DATA LINES »

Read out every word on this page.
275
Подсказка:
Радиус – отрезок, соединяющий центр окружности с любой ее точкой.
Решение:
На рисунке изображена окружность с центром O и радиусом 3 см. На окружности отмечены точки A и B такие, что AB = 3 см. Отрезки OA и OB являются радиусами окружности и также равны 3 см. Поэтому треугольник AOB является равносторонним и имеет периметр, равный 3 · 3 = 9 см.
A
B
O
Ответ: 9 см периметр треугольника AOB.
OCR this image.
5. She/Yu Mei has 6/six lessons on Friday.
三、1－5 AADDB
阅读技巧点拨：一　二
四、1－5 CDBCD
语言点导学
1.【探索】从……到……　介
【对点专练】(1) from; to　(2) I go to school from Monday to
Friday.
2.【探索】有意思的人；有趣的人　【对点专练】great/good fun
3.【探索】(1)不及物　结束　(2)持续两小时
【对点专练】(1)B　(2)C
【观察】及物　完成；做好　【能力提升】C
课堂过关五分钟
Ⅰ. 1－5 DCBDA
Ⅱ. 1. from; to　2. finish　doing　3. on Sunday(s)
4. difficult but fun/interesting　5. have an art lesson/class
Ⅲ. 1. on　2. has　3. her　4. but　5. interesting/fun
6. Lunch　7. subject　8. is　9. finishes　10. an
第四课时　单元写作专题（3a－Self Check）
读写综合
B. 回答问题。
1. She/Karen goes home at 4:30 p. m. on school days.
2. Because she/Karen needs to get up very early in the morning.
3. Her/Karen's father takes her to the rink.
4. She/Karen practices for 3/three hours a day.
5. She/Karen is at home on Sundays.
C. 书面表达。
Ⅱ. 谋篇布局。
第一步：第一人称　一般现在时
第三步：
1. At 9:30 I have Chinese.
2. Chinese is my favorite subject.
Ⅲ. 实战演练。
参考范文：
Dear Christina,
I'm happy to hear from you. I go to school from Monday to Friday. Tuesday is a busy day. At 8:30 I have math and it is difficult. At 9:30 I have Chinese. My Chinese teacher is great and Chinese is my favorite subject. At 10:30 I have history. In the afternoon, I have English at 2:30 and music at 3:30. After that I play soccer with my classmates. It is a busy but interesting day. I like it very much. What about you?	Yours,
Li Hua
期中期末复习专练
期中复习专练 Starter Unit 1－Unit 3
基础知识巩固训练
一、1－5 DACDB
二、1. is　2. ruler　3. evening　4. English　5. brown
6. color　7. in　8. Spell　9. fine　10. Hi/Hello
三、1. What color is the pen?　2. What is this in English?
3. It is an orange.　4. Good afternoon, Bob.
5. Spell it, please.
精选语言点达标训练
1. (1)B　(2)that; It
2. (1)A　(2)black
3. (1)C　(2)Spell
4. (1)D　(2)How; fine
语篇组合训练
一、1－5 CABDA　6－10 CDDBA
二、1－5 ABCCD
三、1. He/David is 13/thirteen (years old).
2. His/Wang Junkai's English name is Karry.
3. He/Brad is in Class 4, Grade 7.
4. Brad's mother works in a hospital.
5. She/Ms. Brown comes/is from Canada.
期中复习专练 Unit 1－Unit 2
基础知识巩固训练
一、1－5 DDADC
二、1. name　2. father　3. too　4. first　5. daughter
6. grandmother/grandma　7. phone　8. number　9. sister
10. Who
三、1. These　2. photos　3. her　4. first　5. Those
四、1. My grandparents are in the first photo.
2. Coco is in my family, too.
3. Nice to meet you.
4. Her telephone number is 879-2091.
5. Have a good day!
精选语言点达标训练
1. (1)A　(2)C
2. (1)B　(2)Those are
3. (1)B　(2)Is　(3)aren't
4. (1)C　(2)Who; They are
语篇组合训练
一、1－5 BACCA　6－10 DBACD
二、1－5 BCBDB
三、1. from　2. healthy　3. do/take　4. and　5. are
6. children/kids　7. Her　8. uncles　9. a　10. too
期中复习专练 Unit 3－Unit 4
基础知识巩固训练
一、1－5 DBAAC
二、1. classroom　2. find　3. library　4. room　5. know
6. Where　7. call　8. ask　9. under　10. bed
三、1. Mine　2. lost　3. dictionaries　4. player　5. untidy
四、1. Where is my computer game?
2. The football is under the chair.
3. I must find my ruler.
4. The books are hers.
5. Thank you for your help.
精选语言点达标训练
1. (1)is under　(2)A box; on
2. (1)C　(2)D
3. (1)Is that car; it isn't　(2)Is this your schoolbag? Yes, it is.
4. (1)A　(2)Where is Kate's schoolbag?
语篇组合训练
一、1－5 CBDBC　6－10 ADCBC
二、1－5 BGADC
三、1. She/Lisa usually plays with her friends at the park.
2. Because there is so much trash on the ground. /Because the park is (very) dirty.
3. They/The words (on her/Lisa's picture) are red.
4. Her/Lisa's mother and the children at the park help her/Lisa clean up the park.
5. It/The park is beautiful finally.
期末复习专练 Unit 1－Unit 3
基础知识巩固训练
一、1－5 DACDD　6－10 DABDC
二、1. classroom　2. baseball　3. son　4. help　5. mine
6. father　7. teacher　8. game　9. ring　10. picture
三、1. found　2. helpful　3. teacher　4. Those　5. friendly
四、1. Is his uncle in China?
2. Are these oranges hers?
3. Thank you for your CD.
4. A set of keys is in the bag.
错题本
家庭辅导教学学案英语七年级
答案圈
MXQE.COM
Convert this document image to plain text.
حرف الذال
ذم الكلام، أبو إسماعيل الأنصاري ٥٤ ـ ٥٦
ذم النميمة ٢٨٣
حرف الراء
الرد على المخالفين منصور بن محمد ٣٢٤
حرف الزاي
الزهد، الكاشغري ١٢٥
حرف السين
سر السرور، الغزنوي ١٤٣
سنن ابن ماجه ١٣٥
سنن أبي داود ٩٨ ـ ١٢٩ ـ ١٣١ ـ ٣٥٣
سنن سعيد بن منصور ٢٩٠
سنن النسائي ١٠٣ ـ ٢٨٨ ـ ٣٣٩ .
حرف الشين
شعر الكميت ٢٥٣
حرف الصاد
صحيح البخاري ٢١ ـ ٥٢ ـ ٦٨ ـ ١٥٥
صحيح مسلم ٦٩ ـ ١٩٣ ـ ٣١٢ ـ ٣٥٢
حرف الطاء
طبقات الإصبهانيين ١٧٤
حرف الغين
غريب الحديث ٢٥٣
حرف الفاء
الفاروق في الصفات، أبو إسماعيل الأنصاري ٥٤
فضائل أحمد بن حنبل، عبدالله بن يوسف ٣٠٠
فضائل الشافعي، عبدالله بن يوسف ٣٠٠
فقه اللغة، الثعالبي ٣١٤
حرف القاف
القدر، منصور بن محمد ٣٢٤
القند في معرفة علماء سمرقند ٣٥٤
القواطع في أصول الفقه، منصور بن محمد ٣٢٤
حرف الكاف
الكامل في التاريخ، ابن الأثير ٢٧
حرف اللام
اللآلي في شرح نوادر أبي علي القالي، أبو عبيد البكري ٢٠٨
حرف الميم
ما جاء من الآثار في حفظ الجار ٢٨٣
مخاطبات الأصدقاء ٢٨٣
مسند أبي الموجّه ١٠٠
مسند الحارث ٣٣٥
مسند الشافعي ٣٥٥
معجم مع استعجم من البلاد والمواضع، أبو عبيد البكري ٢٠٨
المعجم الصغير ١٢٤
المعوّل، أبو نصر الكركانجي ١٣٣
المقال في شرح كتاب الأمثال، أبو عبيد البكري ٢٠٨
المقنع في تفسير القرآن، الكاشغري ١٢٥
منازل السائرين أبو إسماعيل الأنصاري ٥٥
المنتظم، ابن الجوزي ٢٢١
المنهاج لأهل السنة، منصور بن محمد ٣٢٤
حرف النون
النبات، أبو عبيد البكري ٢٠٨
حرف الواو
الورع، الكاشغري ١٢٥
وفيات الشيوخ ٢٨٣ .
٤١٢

TASK OBJECTIVE » Set out exactly the run of lines that begins at the line holding "Convert this document image to plain text." and ends at the last line of the data.

FULL OUTPUT »
Convert this document image to plain text.
حرف الذال
ذم الكلام، أبو إسماعيل الأنصاري ٥٤ ـ ٥٦
ذم النميمة ٢٨٣
حرف الراء
الرد على المخالفين منصور بن محمد ٣٢٤
حرف الزاي
الزهد، الكاشغري ١٢٥
حرف السين
سر السرور، الغزنوي ١٤٣
سنن ابن ماجه ١٣٥
سنن أبي داود ٩٨ ـ ١٢٩ ـ ١٣١ ـ ٣٥٣
سنن سعيد بن منصور ٢٩٠
سنن النسائي ١٠٣ ـ ٢٨٨ ـ ٣٣٩ .
حرف الشين
شعر الكميت ٢٥٣
حرف الصاد
صحيح البخاري ٢١ ـ ٥٢ ـ ٦٨ ـ ١٥٥
صحيح مسلم ٦٩ ـ ١٩٣ ـ ٣١٢ ـ ٣٥٢
حرف الطاء
طبقات الإصبهانيين ١٧٤
حرف الغين
غريب الحديث ٢٥٣
حرف الفاء
الفاروق في الصفات، أبو إسماعيل الأنصاري ٥٤
فضائل أحمد بن حنبل، عبدالله بن يوسف ٣٠٠
فضائل الشافعي، عبدالله بن يوسف ٣٠٠
فقه اللغة، الثعالبي ٣١٤
حرف القاف
القدر، منصور بن محمد ٣٢٤
القند في معرفة علماء سمرقند ٣٥٤
القواطع في أصول الفقه، منصور بن محمد ٣٢٤
حرف الكاف
الكامل في التاريخ، ابن الأثير ٢٧
حرف اللام
اللآلي في شرح نوادر أبي علي القالي، أبو عبيد البكري ٢٠٨
حرف الميم
ما جاء من الآثار في حفظ الجار ٢٨٣
مخاطبات الأصدقاء ٢٨٣
مسند أبي الموجّه ١٠٠
مسند الحارث ٣٣٥
مسند الشافعي ٣٥٥
معجم مع استعجم من البلاد والمواضع، أبو عبيد البكري ٢٠٨
المعجم الصغير ١٢٤
المعوّل، أبو نصر الكركانجي ١٣٣
المقال في شرح كتاب الأمثال، أبو عبيد البكري ٢٠٨
المقنع في تفسير القرآن، الكاشغري ١٢٥
منازل السائرين أبو إسماعيل الأنصاري ٥٥
المنتظم، ابن الجوزي ٢٢١
المنهاج لأهل السنة، منصور بن محمد ٣٢٤
حرف النون
النبات، أبو عبيد البكري ٢٠٨
حرف الواو
الورع، الكاشغري ١٢٥
وفيات الشيوخ ٢٨٣ .
٤١٢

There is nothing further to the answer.